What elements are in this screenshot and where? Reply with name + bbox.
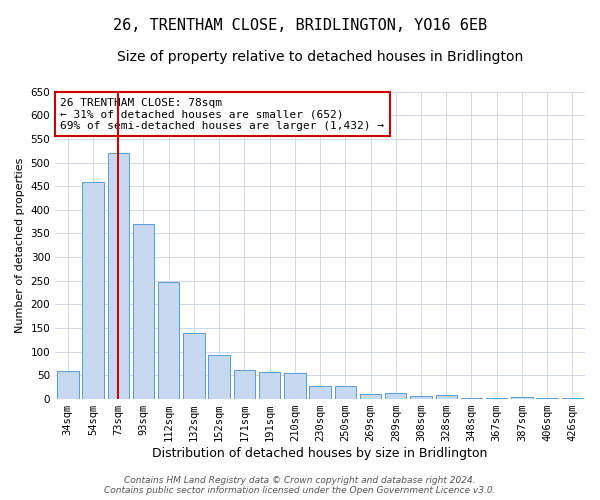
Bar <box>511 396 533 399</box>
Bar <box>233 370 255 399</box>
Bar <box>183 333 205 399</box>
Bar <box>208 355 230 399</box>
Title: Size of property relative to detached houses in Bridlington: Size of property relative to detached ho… <box>117 50 523 64</box>
Bar <box>360 394 381 399</box>
Text: Contains HM Land Registry data © Crown copyright and database right 2024.
Contai: Contains HM Land Registry data © Crown c… <box>104 476 496 495</box>
Bar <box>385 394 406 399</box>
Bar <box>57 370 79 399</box>
Bar <box>461 398 482 399</box>
Y-axis label: Number of detached properties: Number of detached properties <box>15 158 25 333</box>
Bar <box>486 398 508 399</box>
Bar <box>284 373 305 399</box>
Text: 26, TRENTHAM CLOSE, BRIDLINGTON, YO16 6EB: 26, TRENTHAM CLOSE, BRIDLINGTON, YO16 6E… <box>113 18 487 32</box>
Bar <box>436 396 457 399</box>
X-axis label: Distribution of detached houses by size in Bridlington: Distribution of detached houses by size … <box>152 447 488 460</box>
Bar <box>133 224 154 399</box>
Bar <box>410 396 432 399</box>
Bar <box>107 153 129 399</box>
Bar <box>536 398 558 399</box>
Bar <box>335 386 356 399</box>
Bar <box>82 182 104 399</box>
Text: 26 TRENTHAM CLOSE: 78sqm
← 31% of detached houses are smaller (652)
69% of semi-: 26 TRENTHAM CLOSE: 78sqm ← 31% of detach… <box>61 98 385 131</box>
Bar <box>259 372 280 399</box>
Bar <box>310 386 331 399</box>
Bar <box>562 398 583 399</box>
Bar <box>158 282 179 399</box>
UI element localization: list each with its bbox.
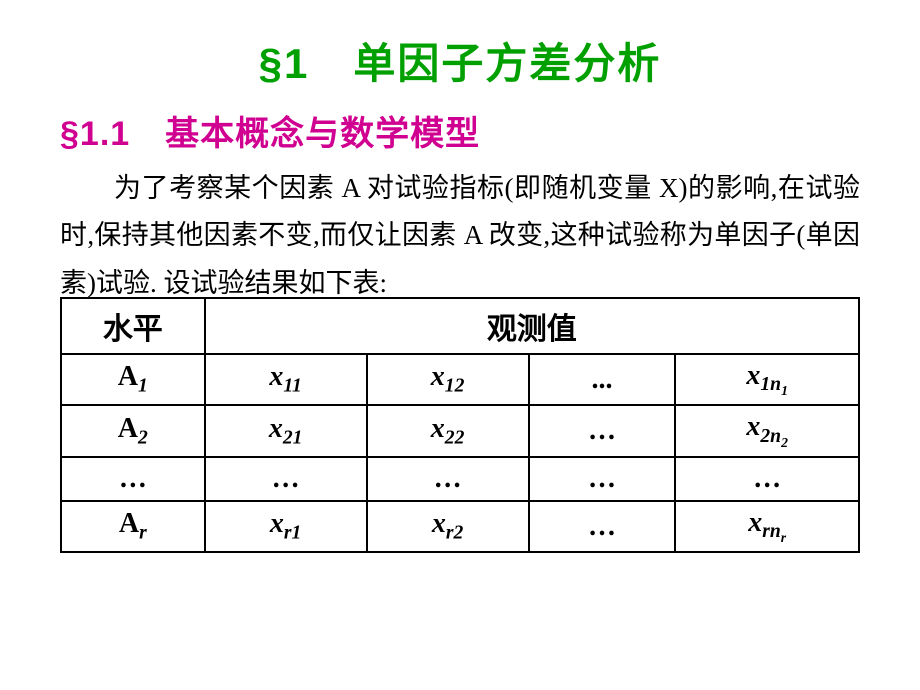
obs-cell: xr2 [367, 501, 529, 553]
experiment-table: 水平 观测值 A1 x11 x12 ... x1n1 [60, 297, 860, 554]
obs-cell: xr1 [205, 501, 367, 553]
table-header-row: 水平 观测值 [61, 298, 859, 354]
obs-cell: x22 [367, 405, 529, 457]
header-level: 水平 [61, 298, 205, 354]
obs-cell: … [205, 457, 367, 501]
obs-cell: x21 [205, 405, 367, 457]
obs-cell: … [675, 457, 859, 501]
table-row: A1 x11 x12 ... x1n1 [61, 354, 859, 406]
obs-cell: … [529, 405, 676, 457]
table-row: A2 x21 x22 … x2n2 [61, 405, 859, 457]
level-cell: … [61, 457, 205, 501]
table-row: Ar xr1 xr2 … xrnr [61, 501, 859, 553]
obs-cell: … [529, 457, 676, 501]
obs-cell: … [367, 457, 529, 501]
obs-cell: x12 [367, 354, 529, 406]
sub-title: §1.1 基本概念与数学模型 [60, 106, 860, 155]
level-cell: Ar [61, 501, 205, 553]
obs-cell: … [529, 501, 676, 553]
level-cell: A2 [61, 405, 205, 457]
slide-content: §1 单因子方差分析 §1.1 基本概念与数学模型 为了考察某个因素 A 对试验… [0, 0, 920, 553]
obs-cell: xrnr [675, 501, 859, 553]
table-body: A1 x11 x12 ... x1n1 A2 [61, 354, 859, 553]
obs-cell: x2n2 [675, 405, 859, 457]
main-title: §1 单因子方差分析 [60, 30, 860, 91]
table-row: … … … … … [61, 457, 859, 501]
obs-cell: ... [529, 354, 676, 406]
level-cell: A1 [61, 354, 205, 406]
obs-cell: x11 [205, 354, 367, 406]
intro-paragraph: 为了考察某个因素 A 对试验指标(即随机变量 X)的影响,在试验时,保持其他因素… [60, 165, 860, 307]
obs-cell: x1n1 [675, 354, 859, 406]
header-observations: 观测值 [205, 298, 859, 354]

> Problem to solve:
Please rewrite all the material above as a Markdown table with the columns "Row" and "Text," putting each line in its own numbered row. Skip blank lines and leave out the pictures.

> Written solution:
| Row | Text |
|---|---|
| 1 | What elements are in this screenshot and where? Reply with name + bbox. |
| 2 | Bar <box>511 396 533 399</box> |
| 3 | Bar <box>233 370 255 399</box> |
| 4 | Bar <box>183 333 205 399</box> |
| 5 | Bar <box>208 355 230 399</box> |
| 6 | Title: Size of property relative to detached houses in Bridlington: Size of property relative to detached ho… <box>117 50 523 64</box> |
| 7 | Bar <box>360 394 381 399</box> |
| 8 | Text: Contains HM Land Registry data © Crown copyright and database right 2024. |
| 9 | Contai: Contains HM Land Registry data © Crown c… <box>104 476 496 495</box> |
| 10 | Bar <box>385 394 406 399</box> |
| 11 | Bar <box>57 370 79 399</box> |
| 12 | Bar <box>461 398 482 399</box> |
| 13 | Y-axis label: Number of detached properties: Number of detached properties <box>15 158 25 333</box> |
| 14 | Bar <box>486 398 508 399</box> |
| 15 | Bar <box>284 373 305 399</box> |
| 16 | Text: 26, TRENTHAM CLOSE, BRIDLINGTON, YO16 6EB: 26, TRENTHAM CLOSE, BRIDLINGTON, YO16 6E… <box>113 18 487 32</box> |
| 17 | Bar <box>436 396 457 399</box> |
| 18 | X-axis label: Distribution of detached houses by size in Bridlington: Distribution of detached houses by size … <box>152 447 488 460</box> |
| 19 | Bar <box>133 224 154 399</box> |
| 20 | Bar <box>410 396 432 399</box> |
| 21 | Bar <box>107 153 129 399</box> |
| 22 | Bar <box>536 398 558 399</box> |
| 23 | Bar <box>335 386 356 399</box> |
| 24 | Bar <box>82 182 104 399</box> |
| 25 | Text: 26 TRENTHAM CLOSE: 78sqm |
| 26 | ← 31% of detached houses are smaller (652) |
| 27 | 69% of semi-: 26 TRENTHAM CLOSE: 78sqm ← 31% of detach… <box>61 98 385 131</box> |
| 28 | Bar <box>259 372 280 399</box> |
| 29 | Bar <box>310 386 331 399</box> |
| 30 | Bar <box>562 398 583 399</box> |
| 31 | Bar <box>158 282 179 399</box> |
| 32 | UI element localization: list each with its bbox. |
| 33 | obs-cell: xr2 [367, 501, 529, 553] |
| 34 | experiment-table: 水平 观测值 A1 x11 x12 ... x1n1 [60, 297, 860, 554] |
| 35 | obs-cell: xr1 [205, 501, 367, 553] |
| 36 | table-header-row: 水平 观测值 [61, 298, 859, 354] |
| 37 | obs-cell: x22 [367, 405, 529, 457] |
| 38 | header-level: 水平 [61, 298, 205, 354] |
| 39 | obs-cell: … [205, 457, 367, 501] |
| 40 | obs-cell: x21 [205, 405, 367, 457] |
| 41 | obs-cell: … [675, 457, 859, 501] |
| 42 | table-row: A1 x11 x12 ... x1n1 [61, 354, 859, 406] |
| 43 | obs-cell: … [529, 405, 676, 457] |
| 44 | table-row: A2 x21 x22 … x2n2 [61, 405, 859, 457] |
| 45 | level-cell: … [61, 457, 205, 501] |
| 46 | table-row: Ar xr1 xr2 … xrnr [61, 501, 859, 553] |
| 47 | obs-cell: … [529, 457, 676, 501] |
| 48 | obs-cell: … [367, 457, 529, 501] |
| 49 | obs-cell: x12 [367, 354, 529, 406] |
| 50 | sub-title: §1.1 基本概念与数学模型 [60, 106, 860, 155] |
| 51 | level-cell: Ar [61, 501, 205, 553] |
| 52 | obs-cell: … [529, 501, 676, 553] |
| 53 | level-cell: A2 [61, 405, 205, 457] |
| 54 | slide-content: §1 单因子方差分析 §1.1 基本概念与数学模型 为了考察某个因素 A 对试验… [0, 0, 920, 553] |
| 55 | obs-cell: xrnr [675, 501, 859, 553] |
| 56 | table-body: A1 x11 x12 ... x1n1 A2 [61, 354, 859, 553] |
| 57 | obs-cell: x2n2 [675, 405, 859, 457] |
| 58 | main-title: §1 单因子方差分析 [60, 30, 860, 91] |
| 59 | table-row: … … … … … [61, 457, 859, 501] |
| 60 | obs-cell: ... [529, 354, 676, 406] |
| 61 | level-cell: A1 [61, 354, 205, 406] |
| 62 | obs-cell: x11 [205, 354, 367, 406] |
| 63 | intro-paragraph: 为了考察某个因素 A 对试验指标(即随机变量 X)的影响,在试验时,保持其他因素… [60, 165, 860, 307] |
| 64 | obs-cell: x1n1 [675, 354, 859, 406] |
| 65 | header-observations: 观测值 [205, 298, 859, 354] |